_Some records_.
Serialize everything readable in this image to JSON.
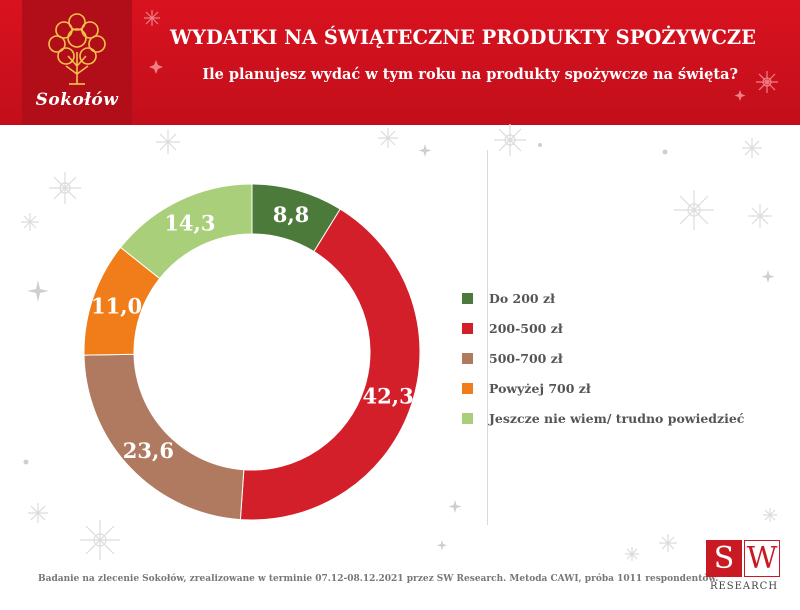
{
  "header": {
    "logo_text": "Sokołów",
    "title": "WYDATKI NA ŚWIĄTECZNE PRODUKTY SPOŻYWCZE",
    "subtitle": "Ile planujesz wydać w tym roku na produkty spożywcze na święta?"
  },
  "chart_data": {
    "type": "pie",
    "subtype": "donut",
    "labels": [
      "Do 200 zł",
      "200-500 zł",
      "500-700 zł",
      "Powyżej 700 zł",
      "Jeszcze nie wiem/ trudno powiedzieć"
    ],
    "values": [
      8.8,
      42.3,
      23.6,
      11.0,
      14.3
    ],
    "value_labels": [
      "8,8",
      "42,3",
      "23,6",
      "11,0",
      "14,3"
    ],
    "colors": [
      "#4c7a3b",
      "#d31f2a",
      "#b07a60",
      "#f07d1a",
      "#a9cf7b"
    ],
    "legend_position": "right"
  },
  "footer": {
    "note": "Badanie na zlecenie Sokołów, zrealizowane w terminie 07.12-08.12.2021 przez SW Research. Metoda CAWI, próba 1011 respondentów."
  },
  "sw_logo": {
    "letter_s": "S",
    "letter_w": "W",
    "text": "RESEARCH"
  }
}
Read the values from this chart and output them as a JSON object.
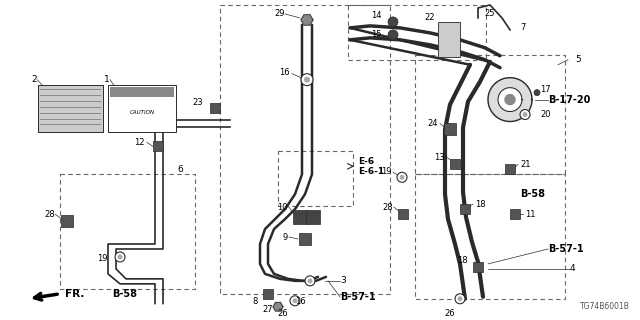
{
  "bg_color": "#ffffff",
  "line_color": "#2a2a2a",
  "diagram_number": "TG74B6001B",
  "fig_w": 6.4,
  "fig_h": 3.2,
  "dpi": 100,
  "xlim": [
    0,
    640
  ],
  "ylim": [
    0,
    320
  ]
}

_Exercise requirements_.
Using the records above, retype everything exactly except the pictures.

_Expected answer_.
Serialize everything readable in this image to JSON.
{
  "header": {
    "logo_text": "Sokołów",
    "title": "WYDATKI NA ŚWIĄTECZNE PRODUKTY SPOŻYWCZE",
    "subtitle": "Ile planujesz wydać w tym roku na produkty spożywcze na święta?"
  },
  "chart_data": {
    "type": "pie",
    "subtype": "donut",
    "labels": [
      "Do 200 zł",
      "200-500 zł",
      "500-700 zł",
      "Powyżej 700 zł",
      "Jeszcze nie wiem/ trudno powiedzieć"
    ],
    "values": [
      8.8,
      42.3,
      23.6,
      11.0,
      14.3
    ],
    "value_labels": [
      "8,8",
      "42,3",
      "23,6",
      "11,0",
      "14,3"
    ],
    "colors": [
      "#4c7a3b",
      "#d31f2a",
      "#b07a60",
      "#f07d1a",
      "#a9cf7b"
    ],
    "legend_position": "right"
  },
  "footer": {
    "note": "Badanie na zlecenie Sokołów, zrealizowane w terminie 07.12-08.12.2021 przez SW Research. Metoda CAWI, próba 1011 respondentów."
  },
  "sw_logo": {
    "letter_s": "S",
    "letter_w": "W",
    "text": "RESEARCH"
  }
}
Read the values from this chart and output them as a JSON object.
{
  "bg_color": "#ffffff",
  "line_color": "#2a2a2a",
  "diagram_number": "TG74B6001B",
  "fig_w": 6.4,
  "fig_h": 3.2,
  "dpi": 100,
  "xlim": [
    0,
    640
  ],
  "ylim": [
    0,
    320
  ]
}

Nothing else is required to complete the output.